(Dataset listings of figures)
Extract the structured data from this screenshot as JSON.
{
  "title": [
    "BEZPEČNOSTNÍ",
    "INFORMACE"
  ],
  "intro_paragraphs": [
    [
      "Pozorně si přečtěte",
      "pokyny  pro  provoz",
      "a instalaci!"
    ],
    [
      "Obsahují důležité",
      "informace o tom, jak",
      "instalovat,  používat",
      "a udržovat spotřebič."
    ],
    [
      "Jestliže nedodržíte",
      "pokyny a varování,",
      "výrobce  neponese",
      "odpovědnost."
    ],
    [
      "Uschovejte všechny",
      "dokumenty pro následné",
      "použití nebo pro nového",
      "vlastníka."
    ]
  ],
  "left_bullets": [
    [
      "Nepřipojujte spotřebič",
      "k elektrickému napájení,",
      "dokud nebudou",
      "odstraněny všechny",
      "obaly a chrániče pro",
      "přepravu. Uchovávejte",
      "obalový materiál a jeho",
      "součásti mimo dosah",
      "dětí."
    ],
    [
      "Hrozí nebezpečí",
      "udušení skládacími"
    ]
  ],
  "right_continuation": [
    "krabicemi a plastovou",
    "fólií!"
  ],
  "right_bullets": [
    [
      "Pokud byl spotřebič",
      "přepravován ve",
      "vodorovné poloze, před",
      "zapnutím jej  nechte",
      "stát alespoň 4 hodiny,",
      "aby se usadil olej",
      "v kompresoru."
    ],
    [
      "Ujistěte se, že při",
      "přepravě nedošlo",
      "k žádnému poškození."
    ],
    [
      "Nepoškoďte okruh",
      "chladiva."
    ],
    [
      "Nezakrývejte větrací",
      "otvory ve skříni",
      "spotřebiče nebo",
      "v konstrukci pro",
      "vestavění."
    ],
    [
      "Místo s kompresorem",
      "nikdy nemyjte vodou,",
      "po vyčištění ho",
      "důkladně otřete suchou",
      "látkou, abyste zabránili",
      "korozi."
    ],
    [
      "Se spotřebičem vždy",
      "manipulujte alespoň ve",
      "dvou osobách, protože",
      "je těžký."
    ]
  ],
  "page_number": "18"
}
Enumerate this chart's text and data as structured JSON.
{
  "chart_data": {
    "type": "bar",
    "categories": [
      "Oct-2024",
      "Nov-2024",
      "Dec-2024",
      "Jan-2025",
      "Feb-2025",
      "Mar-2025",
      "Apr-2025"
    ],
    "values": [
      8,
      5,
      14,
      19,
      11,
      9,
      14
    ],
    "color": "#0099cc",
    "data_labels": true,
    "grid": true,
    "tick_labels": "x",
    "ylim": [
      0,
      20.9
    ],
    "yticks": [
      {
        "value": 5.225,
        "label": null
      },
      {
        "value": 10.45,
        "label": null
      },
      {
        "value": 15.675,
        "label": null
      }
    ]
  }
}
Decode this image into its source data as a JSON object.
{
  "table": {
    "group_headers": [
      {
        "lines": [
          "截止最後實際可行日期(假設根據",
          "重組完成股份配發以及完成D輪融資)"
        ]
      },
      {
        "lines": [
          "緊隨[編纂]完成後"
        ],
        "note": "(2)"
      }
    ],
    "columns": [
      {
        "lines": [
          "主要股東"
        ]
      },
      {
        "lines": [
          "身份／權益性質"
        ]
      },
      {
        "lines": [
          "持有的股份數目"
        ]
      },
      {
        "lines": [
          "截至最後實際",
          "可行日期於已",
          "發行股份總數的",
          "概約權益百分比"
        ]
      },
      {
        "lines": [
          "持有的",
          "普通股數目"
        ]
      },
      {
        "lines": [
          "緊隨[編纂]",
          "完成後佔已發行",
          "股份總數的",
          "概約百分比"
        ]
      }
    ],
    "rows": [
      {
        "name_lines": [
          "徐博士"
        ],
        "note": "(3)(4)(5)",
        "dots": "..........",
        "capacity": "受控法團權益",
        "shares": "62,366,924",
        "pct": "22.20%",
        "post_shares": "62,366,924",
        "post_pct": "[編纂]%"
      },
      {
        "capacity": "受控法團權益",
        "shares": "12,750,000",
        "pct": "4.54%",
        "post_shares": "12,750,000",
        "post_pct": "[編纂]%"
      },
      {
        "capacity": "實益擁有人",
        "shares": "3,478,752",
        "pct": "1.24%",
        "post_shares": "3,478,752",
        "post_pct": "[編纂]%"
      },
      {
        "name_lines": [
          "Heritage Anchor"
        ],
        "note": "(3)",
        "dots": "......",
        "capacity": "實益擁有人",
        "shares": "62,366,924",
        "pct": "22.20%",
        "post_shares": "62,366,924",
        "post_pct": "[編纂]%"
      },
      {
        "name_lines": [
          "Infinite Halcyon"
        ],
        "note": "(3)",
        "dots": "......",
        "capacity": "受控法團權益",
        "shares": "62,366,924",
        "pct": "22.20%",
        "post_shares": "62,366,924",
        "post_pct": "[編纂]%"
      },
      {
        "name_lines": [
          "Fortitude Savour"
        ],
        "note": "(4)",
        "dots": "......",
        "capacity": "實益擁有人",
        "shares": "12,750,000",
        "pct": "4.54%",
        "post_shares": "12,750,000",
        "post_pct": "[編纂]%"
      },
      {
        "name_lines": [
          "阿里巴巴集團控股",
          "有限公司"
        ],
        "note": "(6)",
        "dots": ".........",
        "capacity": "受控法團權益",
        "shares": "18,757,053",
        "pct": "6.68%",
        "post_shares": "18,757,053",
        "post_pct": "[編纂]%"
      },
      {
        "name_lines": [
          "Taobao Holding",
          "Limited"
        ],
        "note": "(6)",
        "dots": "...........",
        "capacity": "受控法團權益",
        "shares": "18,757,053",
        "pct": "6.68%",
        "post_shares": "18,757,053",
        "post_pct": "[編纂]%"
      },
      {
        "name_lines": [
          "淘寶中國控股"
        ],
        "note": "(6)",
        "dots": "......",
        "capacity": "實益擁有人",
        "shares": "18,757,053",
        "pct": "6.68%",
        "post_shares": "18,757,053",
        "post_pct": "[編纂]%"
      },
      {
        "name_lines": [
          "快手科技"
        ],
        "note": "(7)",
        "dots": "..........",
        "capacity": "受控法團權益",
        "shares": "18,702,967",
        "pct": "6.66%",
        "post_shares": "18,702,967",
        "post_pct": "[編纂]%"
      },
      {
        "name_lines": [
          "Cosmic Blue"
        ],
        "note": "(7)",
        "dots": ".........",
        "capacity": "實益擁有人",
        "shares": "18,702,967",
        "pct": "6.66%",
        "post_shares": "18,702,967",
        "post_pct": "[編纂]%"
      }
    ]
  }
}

# Written instruction
Extract all of the data shown above and repeat it verbatim.

# Response
Extract the structured data from this screenshot as JSON.
{
  "title": [
    "BEZPEČNOSTNÍ",
    "INFORMACE"
  ],
  "intro_paragraphs": [
    [
      "Pozorně si přečtěte",
      "pokyny  pro  provoz",
      "a instalaci!"
    ],
    [
      "Obsahují důležité",
      "informace o tom, jak",
      "instalovat,  používat",
      "a udržovat spotřebič."
    ],
    [
      "Jestliže nedodržíte",
      "pokyny a varování,",
      "výrobce  neponese",
      "odpovědnost."
    ],
    [
      "Uschovejte všechny",
      "dokumenty pro následné",
      "použití nebo pro nového",
      "vlastníka."
    ]
  ],
  "left_bullets": [
    [
      "Nepřipojujte spotřebič",
      "k elektrickému napájení,",
      "dokud nebudou",
      "odstraněny všechny",
      "obaly a chrániče pro",
      "přepravu. Uchovávejte",
      "obalový materiál a jeho",
      "součásti mimo dosah",
      "dětí."
    ],
    [
      "Hrozí nebezpečí",
      "udušení skládacími"
    ]
  ],
  "right_continuation": [
    "krabicemi a plastovou",
    "fólií!"
  ],
  "right_bullets": [
    [
      "Pokud byl spotřebič",
      "přepravován ve",
      "vodorovné poloze, před",
      "zapnutím jej  nechte",
      "stát alespoň 4 hodiny,",
      "aby se usadil olej",
      "v kompresoru."
    ],
    [
      "Ujistěte se, že při",
      "přepravě nedošlo",
      "k žádnému poškození."
    ],
    [
      "Nepoškoďte okruh",
      "chladiva."
    ],
    [
      "Nezakrývejte větrací",
      "otvory ve skříni",
      "spotřebiče nebo",
      "v konstrukci pro",
      "vestavění."
    ],
    [
      "Místo s kompresorem",
      "nikdy nemyjte vodou,",
      "po vyčištění ho",
      "důkladně otřete suchou",
      "látkou, abyste zabránili",
      "korozi."
    ],
    [
      "Se spotřebičem vždy",
      "manipulujte alespoň ve",
      "dvou osobách, protože",
      "je těžký."
    ]
  ],
  "page_number": "18"
}
Enumerate this chart's text and data as structured JSON.
{
  "chart_data": {
    "type": "bar",
    "categories": [
      "Oct-2024",
      "Nov-2024",
      "Dec-2024",
      "Jan-2025",
      "Feb-2025",
      "Mar-2025",
      "Apr-2025"
    ],
    "values": [
      8,
      5,
      14,
      19,
      11,
      9,
      14
    ],
    "color": "#0099cc",
    "data_labels": true,
    "grid": true,
    "tick_labels": "x",
    "ylim": [
      0,
      20.9
    ],
    "yticks": [
      {
        "value": 5.225,
        "label": null
      },
      {
        "value": 10.45,
        "label": null
      },
      {
        "value": 15.675,
        "label": null
      }
    ]
  }
}
Decode this image into its source data as a JSON object.
{
  "table": {
    "group_headers": [
      {
        "lines": [
          "截止最後實際可行日期(假設根據",
          "重組完成股份配發以及完成D輪融資)"
        ]
      },
      {
        "lines": [
          "緊隨[編纂]完成後"
        ],
        "note": "(2)"
      }
    ],
    "columns": [
      {
        "lines": [
          "主要股東"
        ]
      },
      {
        "lines": [
          "身份／權益性質"
        ]
      },
      {
        "lines": [
          "持有的股份數目"
        ]
      },
      {
        "lines": [
          "截至最後實際",
          "可行日期於已",
          "發行股份總數的",
          "概約權益百分比"
        ]
      },
      {
        "lines": [
          "持有的",
          "普通股數目"
        ]
      },
      {
        "lines": [
          "緊隨[編纂]",
          "完成後佔已發行",
          "股份總數的",
          "概約百分比"
        ]
      }
    ],
    "rows": [
      {
        "name_lines": [
          "徐博士"
        ],
        "note": "(3)(4)(5)",
        "dots": "..........",
        "capacity": "受控法團權益",
        "shares": "62,366,924",
        "pct": "22.20%",
        "post_shares": "62,366,924",
        "post_pct": "[編纂]%"
      },
      {
        "capacity": "受控法團權益",
        "shares": "12,750,000",
        "pct": "4.54%",
        "post_shares": "12,750,000",
        "post_pct": "[編纂]%"
      },
      {
        "capacity": "實益擁有人",
        "shares": "3,478,752",
        "pct": "1.24%",
        "post_shares": "3,478,752",
        "post_pct": "[編纂]%"
      },
      {
        "name_lines": [
          "Heritage Anchor"
        ],
        "note": "(3)",
        "dots": "......",
        "capacity": "實益擁有人",
        "shares": "62,366,924",
        "pct": "22.20%",
        "post_shares": "62,366,924",
        "post_pct": "[編纂]%"
      },
      {
        "name_lines": [
          "Infinite Halcyon"
        ],
        "note": "(3)",
        "dots": "......",
        "capacity": "受控法團權益",
        "shares": "62,366,924",
        "pct": "22.20%",
        "post_shares": "62,366,924",
        "post_pct": "[編纂]%"
      },
      {
        "name_lines": [
          "Fortitude Savour"
        ],
        "note": "(4)",
        "dots": "......",
        "capacity": "實益擁有人",
        "shares": "12,750,000",
        "pct": "4.54%",
        "post_shares": "12,750,000",
        "post_pct": "[編纂]%"
      },
      {
        "name_lines": [
          "阿里巴巴集團控股",
          "有限公司"
        ],
        "note": "(6)",
        "dots": ".........",
        "capacity": "受控法團權益",
        "shares": "18,757,053",
        "pct": "6.68%",
        "post_shares": "18,757,053",
        "post_pct": "[編纂]%"
      },
      {
        "name_lines": [
          "Taobao Holding",
          "Limited"
        ],
        "note": "(6)",
        "dots": "...........",
        "capacity": "受控法團權益",
        "shares": "18,757,053",
        "pct": "6.68%",
        "post_shares": "18,757,053",
        "post_pct": "[編纂]%"
      },
      {
        "name_lines": [
          "淘寶中國控股"
        ],
        "note": "(6)",
        "dots": "......",
        "capacity": "實益擁有人",
        "shares": "18,757,053",
        "pct": "6.68%",
        "post_shares": "18,757,053",
        "post_pct": "[編纂]%"
      },
      {
        "name_lines": [
          "快手科技"
        ],
        "note": "(7)",
        "dots": "..........",
        "capacity": "受控法團權益",
        "shares": "18,702,967",
        "pct": "6.66%",
        "post_shares": "18,702,967",
        "post_pct": "[編纂]%"
      },
      {
        "name_lines": [
          "Cosmic Blue"
        ],
        "note": "(7)",
        "dots": ".........",
        "capacity": "實益擁有人",
        "shares": "18,702,967",
        "pct": "6.66%",
        "post_shares": "18,702,967",
        "post_pct": "[編纂]%"
      }
    ]
  }
}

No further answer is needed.